[Stored records]

- - - -

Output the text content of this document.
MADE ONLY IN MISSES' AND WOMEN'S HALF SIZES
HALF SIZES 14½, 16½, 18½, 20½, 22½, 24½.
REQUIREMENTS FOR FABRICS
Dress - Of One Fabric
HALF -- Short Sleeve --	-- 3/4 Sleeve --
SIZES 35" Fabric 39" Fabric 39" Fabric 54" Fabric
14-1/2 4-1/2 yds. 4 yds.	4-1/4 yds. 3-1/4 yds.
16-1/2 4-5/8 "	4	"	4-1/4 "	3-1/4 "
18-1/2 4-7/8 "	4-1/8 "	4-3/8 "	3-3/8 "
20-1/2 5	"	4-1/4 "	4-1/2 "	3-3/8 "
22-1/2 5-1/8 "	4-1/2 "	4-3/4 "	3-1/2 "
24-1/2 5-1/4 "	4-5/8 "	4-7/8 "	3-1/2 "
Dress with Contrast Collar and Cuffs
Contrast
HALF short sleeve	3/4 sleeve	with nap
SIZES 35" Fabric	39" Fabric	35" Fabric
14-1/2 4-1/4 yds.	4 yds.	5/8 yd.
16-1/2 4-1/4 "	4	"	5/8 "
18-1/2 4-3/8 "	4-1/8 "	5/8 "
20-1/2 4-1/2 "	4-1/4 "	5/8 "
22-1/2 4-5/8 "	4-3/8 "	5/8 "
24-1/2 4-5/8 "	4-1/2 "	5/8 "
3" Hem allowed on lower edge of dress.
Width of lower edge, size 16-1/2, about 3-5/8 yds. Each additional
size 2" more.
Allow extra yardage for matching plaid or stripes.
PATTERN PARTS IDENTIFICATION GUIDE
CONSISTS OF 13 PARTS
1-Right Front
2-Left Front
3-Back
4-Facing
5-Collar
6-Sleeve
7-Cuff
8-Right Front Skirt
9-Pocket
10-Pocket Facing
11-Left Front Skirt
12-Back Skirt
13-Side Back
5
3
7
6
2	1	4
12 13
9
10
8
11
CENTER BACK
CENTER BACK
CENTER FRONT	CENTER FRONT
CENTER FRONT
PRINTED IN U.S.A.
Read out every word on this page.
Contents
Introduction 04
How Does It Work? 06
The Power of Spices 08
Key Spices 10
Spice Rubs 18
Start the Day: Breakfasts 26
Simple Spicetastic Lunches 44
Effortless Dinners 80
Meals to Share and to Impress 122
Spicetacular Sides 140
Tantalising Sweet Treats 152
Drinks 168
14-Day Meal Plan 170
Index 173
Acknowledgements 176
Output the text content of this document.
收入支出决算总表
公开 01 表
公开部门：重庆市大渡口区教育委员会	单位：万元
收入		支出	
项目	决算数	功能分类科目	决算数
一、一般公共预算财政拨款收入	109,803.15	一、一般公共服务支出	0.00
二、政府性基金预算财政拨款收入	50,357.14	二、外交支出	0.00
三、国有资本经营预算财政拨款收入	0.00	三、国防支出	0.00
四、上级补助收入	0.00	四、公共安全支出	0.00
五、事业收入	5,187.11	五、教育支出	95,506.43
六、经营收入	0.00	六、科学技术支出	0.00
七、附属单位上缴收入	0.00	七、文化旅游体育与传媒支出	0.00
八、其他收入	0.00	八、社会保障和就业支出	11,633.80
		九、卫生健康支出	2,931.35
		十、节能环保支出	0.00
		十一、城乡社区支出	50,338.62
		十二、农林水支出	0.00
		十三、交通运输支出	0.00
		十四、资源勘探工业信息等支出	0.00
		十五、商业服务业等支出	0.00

- - - -

Copy out the lines from the line containing "Read out every word on this page." to the end of the listing above, without alteration.

Exercise output =>
Read out every word on this page.
Contents
Introduction 04
How Does It Work? 06
The Power of Spices 08
Key Spices 10
Spice Rubs 18
Start the Day: Breakfasts 26
Simple Spicetastic Lunches 44
Effortless Dinners 80
Meals to Share and to Impress 122
Spicetacular Sides 140
Tantalising Sweet Treats 152
Drinks 168
14-Day Meal Plan 170
Index 173
Acknowledgements 176
Output the text content of this document.
收入支出决算总表
公开 01 表
公开部门：重庆市大渡口区教育委员会	单位：万元
收入		支出	
项目	决算数	功能分类科目	决算数
一、一般公共预算财政拨款收入	109,803.15	一、一般公共服务支出	0.00
二、政府性基金预算财政拨款收入	50,357.14	二、外交支出	0.00
三、国有资本经营预算财政拨款收入	0.00	三、国防支出	0.00
四、上级补助收入	0.00	四、公共安全支出	0.00
五、事业收入	5,187.11	五、教育支出	95,506.43
六、经营收入	0.00	六、科学技术支出	0.00
七、附属单位上缴收入	0.00	七、文化旅游体育与传媒支出	0.00
八、其他收入	0.00	八、社会保障和就业支出	11,633.80
		九、卫生健康支出	2,931.35
		十、节能环保支出	0.00
		十一、城乡社区支出	50,338.62
		十二、农林水支出	0.00
		十三、交通运输支出	0.00
		十四、资源勘探工业信息等支出	0.00
		十五、商业服务业等支出	0.00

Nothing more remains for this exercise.